Using the records that follow, copy every line containing the word "image".

- **Records for this task**:
---

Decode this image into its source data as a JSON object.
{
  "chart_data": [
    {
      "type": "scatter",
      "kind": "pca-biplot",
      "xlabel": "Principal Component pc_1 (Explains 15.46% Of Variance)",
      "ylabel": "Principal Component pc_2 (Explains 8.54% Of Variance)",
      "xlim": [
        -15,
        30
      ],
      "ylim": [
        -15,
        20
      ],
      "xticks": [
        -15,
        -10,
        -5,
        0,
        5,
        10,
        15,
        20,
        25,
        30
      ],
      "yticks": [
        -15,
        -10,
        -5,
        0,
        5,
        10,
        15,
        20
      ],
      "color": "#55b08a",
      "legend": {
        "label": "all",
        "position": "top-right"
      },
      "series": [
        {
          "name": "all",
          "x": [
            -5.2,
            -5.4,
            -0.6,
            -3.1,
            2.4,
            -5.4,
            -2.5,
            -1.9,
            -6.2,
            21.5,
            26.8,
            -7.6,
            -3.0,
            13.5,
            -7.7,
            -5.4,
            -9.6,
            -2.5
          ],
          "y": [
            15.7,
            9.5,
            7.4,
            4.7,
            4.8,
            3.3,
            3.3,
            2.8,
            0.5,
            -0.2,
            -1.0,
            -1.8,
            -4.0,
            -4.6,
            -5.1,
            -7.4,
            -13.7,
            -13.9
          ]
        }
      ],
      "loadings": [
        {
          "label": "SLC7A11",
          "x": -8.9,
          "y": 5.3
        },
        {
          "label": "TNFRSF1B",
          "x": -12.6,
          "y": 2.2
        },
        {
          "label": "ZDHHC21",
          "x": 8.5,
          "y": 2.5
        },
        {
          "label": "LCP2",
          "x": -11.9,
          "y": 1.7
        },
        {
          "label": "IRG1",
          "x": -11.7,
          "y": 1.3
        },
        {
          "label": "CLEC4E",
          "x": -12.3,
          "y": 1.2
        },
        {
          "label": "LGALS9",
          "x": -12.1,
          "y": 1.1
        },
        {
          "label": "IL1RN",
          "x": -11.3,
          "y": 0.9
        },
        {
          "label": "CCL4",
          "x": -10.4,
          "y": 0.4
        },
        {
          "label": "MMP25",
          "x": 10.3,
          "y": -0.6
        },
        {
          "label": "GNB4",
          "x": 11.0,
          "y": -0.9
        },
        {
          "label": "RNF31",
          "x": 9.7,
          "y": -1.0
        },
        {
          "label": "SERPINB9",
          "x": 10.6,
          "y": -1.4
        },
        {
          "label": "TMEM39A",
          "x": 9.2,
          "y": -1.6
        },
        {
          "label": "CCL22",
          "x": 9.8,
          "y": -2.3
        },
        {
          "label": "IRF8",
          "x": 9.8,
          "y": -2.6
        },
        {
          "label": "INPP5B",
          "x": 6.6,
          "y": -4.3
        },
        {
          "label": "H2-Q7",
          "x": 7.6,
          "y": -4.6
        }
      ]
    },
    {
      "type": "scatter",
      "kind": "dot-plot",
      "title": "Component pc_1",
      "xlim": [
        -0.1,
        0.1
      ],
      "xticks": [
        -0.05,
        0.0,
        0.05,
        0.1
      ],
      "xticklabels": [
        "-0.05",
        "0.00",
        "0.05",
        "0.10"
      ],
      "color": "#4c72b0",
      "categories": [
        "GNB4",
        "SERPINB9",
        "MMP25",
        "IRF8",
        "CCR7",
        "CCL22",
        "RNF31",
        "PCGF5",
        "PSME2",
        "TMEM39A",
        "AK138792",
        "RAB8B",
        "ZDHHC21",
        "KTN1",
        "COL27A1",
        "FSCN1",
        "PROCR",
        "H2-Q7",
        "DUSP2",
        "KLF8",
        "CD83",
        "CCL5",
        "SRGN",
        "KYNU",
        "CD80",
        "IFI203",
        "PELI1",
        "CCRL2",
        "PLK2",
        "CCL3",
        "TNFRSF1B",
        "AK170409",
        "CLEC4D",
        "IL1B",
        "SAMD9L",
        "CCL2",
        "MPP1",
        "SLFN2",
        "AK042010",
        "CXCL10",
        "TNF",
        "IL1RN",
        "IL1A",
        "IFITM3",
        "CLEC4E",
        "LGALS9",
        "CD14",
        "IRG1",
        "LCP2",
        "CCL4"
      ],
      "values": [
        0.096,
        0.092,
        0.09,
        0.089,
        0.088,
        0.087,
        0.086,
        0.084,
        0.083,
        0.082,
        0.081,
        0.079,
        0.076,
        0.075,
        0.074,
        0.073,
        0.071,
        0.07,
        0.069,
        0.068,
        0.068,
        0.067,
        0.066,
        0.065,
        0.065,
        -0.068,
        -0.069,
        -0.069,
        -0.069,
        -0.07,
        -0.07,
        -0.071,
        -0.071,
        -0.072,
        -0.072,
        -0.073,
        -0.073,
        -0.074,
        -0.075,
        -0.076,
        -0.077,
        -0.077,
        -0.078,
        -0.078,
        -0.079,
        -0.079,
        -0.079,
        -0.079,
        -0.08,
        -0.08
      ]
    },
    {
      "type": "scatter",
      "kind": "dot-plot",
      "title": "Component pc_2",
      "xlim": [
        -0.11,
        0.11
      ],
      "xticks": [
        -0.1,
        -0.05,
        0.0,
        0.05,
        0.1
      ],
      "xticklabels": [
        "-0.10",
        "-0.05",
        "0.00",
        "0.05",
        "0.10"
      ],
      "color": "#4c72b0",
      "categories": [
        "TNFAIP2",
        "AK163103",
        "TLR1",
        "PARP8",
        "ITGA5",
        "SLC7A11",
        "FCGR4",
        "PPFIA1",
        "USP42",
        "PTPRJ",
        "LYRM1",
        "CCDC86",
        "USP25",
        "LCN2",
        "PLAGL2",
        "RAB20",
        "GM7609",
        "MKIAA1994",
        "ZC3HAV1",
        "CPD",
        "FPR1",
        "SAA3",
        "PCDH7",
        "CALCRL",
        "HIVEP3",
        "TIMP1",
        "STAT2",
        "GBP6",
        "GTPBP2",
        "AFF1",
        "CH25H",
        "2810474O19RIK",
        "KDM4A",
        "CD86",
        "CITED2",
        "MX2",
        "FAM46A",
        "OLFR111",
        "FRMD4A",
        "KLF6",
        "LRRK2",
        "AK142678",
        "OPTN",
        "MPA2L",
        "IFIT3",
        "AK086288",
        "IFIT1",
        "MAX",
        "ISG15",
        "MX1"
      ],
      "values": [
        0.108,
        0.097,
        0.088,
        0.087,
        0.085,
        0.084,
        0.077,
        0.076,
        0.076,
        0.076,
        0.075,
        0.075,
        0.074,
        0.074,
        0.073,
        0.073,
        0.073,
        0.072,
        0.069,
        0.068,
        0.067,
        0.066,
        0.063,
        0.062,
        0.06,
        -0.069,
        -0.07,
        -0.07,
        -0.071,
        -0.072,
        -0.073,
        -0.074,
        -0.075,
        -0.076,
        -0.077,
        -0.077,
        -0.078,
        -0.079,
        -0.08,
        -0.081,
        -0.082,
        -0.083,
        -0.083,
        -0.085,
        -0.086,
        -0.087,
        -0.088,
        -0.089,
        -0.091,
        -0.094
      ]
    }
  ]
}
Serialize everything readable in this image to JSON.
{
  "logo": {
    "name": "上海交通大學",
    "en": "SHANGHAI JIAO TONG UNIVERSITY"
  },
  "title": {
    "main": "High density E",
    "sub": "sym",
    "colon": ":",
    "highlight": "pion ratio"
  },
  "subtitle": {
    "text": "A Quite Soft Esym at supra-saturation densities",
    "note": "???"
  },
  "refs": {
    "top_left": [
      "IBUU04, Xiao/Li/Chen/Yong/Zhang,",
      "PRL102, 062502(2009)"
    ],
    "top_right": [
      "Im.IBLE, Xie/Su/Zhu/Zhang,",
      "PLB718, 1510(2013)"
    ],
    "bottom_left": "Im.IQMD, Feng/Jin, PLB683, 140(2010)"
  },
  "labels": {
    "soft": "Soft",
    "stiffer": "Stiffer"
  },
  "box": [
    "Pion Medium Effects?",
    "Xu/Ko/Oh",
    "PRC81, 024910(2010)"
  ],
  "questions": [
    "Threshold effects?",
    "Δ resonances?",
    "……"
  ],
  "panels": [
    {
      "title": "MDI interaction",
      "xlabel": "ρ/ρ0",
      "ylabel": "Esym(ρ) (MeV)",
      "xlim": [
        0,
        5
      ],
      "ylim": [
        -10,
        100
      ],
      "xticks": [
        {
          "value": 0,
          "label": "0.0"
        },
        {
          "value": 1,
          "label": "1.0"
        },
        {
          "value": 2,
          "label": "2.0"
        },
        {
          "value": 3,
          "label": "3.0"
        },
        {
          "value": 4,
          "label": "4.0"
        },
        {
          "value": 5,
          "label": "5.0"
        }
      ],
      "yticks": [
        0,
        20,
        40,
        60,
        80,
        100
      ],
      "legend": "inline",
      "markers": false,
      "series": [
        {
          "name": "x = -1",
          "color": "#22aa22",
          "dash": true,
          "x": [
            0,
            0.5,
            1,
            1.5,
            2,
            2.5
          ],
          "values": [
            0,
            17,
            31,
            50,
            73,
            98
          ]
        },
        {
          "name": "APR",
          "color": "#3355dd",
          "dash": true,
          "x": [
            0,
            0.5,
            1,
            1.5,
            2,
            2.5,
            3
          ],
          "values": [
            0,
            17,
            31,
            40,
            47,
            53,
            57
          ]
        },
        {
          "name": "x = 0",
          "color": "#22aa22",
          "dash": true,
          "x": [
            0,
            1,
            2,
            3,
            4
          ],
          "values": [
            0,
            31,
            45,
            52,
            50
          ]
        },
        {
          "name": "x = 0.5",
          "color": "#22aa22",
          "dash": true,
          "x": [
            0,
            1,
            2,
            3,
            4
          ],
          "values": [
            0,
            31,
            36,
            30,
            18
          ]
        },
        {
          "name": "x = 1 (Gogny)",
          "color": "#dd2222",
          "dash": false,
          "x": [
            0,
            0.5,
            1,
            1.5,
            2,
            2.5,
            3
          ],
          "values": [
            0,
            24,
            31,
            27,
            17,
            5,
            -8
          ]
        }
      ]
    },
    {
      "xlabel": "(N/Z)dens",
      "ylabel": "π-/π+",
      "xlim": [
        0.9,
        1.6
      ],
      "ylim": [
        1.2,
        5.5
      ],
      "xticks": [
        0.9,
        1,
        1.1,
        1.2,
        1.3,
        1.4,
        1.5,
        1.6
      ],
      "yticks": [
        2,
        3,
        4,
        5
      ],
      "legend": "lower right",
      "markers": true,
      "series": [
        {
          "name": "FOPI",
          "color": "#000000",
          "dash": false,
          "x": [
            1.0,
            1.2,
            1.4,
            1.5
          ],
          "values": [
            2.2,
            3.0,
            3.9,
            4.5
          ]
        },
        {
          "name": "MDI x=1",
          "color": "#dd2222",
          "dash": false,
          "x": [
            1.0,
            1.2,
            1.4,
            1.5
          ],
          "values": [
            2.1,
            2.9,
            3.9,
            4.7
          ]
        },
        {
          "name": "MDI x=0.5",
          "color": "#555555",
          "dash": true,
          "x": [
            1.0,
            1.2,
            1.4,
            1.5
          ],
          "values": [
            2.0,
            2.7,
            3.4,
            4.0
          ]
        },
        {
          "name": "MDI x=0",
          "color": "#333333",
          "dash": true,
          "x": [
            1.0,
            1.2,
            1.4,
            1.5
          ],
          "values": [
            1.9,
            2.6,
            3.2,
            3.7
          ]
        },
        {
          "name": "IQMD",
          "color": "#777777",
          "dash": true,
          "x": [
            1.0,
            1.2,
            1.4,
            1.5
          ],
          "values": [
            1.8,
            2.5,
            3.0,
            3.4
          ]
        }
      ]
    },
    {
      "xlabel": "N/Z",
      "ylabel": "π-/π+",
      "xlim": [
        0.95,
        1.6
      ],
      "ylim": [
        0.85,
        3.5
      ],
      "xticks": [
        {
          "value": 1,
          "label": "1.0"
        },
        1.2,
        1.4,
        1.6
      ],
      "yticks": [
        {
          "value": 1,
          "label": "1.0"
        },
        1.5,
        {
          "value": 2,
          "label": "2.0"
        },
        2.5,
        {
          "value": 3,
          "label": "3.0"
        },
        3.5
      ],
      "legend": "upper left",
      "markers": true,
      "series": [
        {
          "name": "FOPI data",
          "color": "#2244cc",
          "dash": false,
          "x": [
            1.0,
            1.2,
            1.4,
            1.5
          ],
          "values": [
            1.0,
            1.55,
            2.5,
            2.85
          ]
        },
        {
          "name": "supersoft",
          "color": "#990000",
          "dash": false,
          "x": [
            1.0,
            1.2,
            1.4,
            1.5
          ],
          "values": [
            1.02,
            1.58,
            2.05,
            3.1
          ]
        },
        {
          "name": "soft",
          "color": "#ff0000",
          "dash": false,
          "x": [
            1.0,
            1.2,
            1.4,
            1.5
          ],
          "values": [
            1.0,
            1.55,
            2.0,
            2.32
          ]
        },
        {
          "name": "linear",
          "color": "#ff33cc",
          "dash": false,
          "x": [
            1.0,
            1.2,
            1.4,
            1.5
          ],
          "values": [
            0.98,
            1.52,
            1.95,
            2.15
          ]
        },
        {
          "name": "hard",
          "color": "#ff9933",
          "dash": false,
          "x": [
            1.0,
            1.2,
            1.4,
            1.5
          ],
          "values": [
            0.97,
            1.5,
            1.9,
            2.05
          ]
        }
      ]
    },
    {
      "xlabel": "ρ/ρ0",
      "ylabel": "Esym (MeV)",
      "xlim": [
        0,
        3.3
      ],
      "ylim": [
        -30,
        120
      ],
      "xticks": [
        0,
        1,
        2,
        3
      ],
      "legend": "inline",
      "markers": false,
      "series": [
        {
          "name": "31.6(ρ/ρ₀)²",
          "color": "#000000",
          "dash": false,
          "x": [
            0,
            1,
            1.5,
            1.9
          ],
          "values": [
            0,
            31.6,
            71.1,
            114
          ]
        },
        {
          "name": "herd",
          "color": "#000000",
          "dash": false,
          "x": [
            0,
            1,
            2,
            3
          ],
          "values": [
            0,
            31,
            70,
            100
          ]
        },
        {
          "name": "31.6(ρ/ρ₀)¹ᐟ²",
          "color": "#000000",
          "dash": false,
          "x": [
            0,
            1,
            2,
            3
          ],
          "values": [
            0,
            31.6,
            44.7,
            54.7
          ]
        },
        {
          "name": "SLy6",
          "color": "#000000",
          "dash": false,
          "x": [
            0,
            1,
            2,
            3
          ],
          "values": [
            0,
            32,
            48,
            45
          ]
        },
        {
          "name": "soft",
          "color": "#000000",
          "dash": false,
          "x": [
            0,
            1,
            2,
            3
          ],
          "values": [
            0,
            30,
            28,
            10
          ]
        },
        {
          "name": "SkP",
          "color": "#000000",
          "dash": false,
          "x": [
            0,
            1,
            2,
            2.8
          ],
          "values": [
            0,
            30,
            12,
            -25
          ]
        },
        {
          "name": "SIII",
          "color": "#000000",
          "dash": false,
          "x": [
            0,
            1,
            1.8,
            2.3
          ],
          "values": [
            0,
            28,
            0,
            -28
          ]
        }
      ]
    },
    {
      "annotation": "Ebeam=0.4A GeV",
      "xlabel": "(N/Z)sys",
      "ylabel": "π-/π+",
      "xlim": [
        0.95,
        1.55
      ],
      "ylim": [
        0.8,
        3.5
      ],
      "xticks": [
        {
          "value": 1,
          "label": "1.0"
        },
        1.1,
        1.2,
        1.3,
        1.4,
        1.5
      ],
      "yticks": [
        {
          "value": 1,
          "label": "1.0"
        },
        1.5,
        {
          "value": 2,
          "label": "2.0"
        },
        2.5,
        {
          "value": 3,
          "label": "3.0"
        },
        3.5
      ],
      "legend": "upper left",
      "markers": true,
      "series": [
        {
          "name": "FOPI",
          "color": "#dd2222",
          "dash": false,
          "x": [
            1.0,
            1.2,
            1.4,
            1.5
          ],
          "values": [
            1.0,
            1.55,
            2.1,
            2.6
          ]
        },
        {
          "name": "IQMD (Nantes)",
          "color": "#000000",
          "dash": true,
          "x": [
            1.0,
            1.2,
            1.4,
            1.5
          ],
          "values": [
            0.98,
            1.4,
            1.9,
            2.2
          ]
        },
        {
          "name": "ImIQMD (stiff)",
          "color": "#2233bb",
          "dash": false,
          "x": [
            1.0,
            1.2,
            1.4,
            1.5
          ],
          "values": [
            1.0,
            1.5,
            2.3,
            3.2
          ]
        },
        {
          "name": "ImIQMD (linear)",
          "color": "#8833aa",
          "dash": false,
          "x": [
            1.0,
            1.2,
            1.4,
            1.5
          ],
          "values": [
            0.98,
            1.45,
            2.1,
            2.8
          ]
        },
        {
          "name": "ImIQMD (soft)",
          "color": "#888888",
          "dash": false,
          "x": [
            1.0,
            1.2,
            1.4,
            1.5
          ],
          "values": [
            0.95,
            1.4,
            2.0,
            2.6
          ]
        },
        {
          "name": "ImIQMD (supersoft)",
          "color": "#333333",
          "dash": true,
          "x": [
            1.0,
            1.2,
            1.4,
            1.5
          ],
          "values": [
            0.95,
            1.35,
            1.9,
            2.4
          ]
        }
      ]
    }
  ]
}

---

- **Final result**:
Decode this image into its source data as a JSON object.
Serialize everything readable in this image to JSON.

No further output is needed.